■ **Given request**
In the entries below, count every line containing "муниципальных". Reply with the number alone.

Data records
============

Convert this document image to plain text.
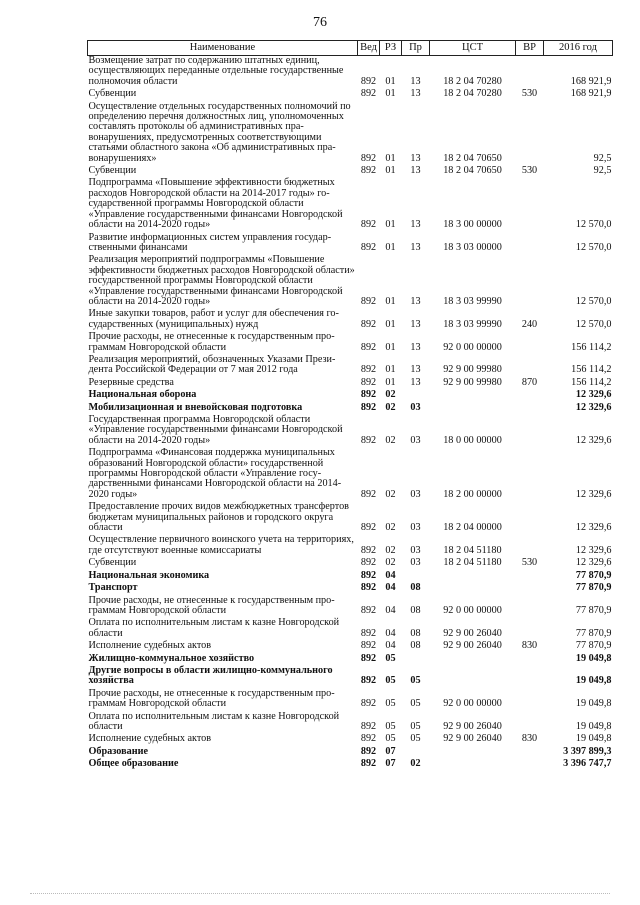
76
Наименование	Вед	РЗ	Пр	ЦСТ	ВР	2016 год
Возмещение затрат по содержанию штатных единиц, осуществляющих переданные отдельные государственные полномочия области	892	01	13	18 2 04 70280		168 921,9
Субвенции	892	01	13	18 2 04 70280	530	168 921,9
Осуществление отдельных государственных полномочий по определению перечня должностных лиц, уполномоченных составлять протоколы об административных правонарушениях, предусмотренных соответствующими статьями областного закона «Об административных правонарушениях»	892	01	13	18 2 04 70650		92,5
Субвенции	892	01	13	18 2 04 70650	530	92,5
Подпрограмма «Повышение эффективности бюджетных расходов Новгородской области на 2014-2017 годы» государственной программы Новгородской области «Управление государственными финансами Новгородской области на 2014-2020 годы»	892	01	13	18 3 00 00000		12 570,0
Развитие информационных систем управления государственными финансами	892	01	13	18 3 03 00000		12 570,0
Реализация мероприятий подпрограммы «Повышение эффективности бюджетных расходов Новгородской области» государственной программы Новгородской области «Управление государственными финансами Новгородской области на 2014-2020 годы»	892	01	13	18 3 03 99990		12 570,0
Иные закупки товаров, работ и услуг для обеспечения государственных (муниципальных) нужд	892	01	13	18 3 03 99990	240	12 570,0
Прочие расходы, не отнесенные к государственным программам Новгородской области	892	01	13	92 0 00 00000		156 114,2
Реализация мероприятий, обозначенных Указами Президента Российской Федерации от 7 мая 2012 года	892	01	13	92 9 00 99980		156 114,2
Резервные средства	892	01	13	92 9 00 99980	870	156 114,2
Национальная оборона	892	02				12 329,6
Мобилизационная и вневойсковая подготовка	892	02	03			12 329,6
Государственная программа Новгородской области «Управление государственными финансами Новгородской области на 2014-2020 годы»	892	02	03	18 0 00 00000		12 329,6
Подпрограмма «Финансовая поддержка муниципальных образований Новгородской области» государственной программы Новгородской области «Управление государственными финансами Новгородской области на 2014-2020 годы»	892	02	03	18 2 00 00000		12 329,6
Предоставление прочих видов межбюджетных трансфертов бюджетам муниципальных районов и городского округа области	892	02	03	18 2 04 00000		12 329,6
Осуществление первичного воинского учета на территориях, где отсутствуют военные комиссариаты	892	02	03	18 2 04 51180		12 329,6
Субвенции	892	02	03	18 2 04 51180	530	12 329,6
Национальная экономика	892	04				77 870,9
Транспорт	892	04	08			77 870,9
Прочие расходы, не отнесенные к государственным программам Новгородской области	892	04	08	92 0 00 00000		77 870,9
Оплата по исполнительным листам к казне Новгородской области	892	04	08	92 9 00 26040		77 870,9
Исполнение судебных актов	892	04	08	92 9 00 26040	830	77 870,9
Жилищно-коммунальное хозяйство	892	05				19 049,8
Другие вопросы в области жилищно-коммунального хозяйства	892	05	05			19 049,8
Прочие расходы, не отнесенные к государственным программам Новгородской области	892	05	05	92 0 00 00000		19 049,8
Оплата по исполнительным листам к казне Новгородской области	892	05	05	92 9 00 26040		19 049,8
Исполнение судебных актов	892	05	05	92 9 00 26040	830	19 049,8
Образование	892	07				3 397 899,3
Общее образование	892	07	02			3 396 747,7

============

■ **Written solution**
3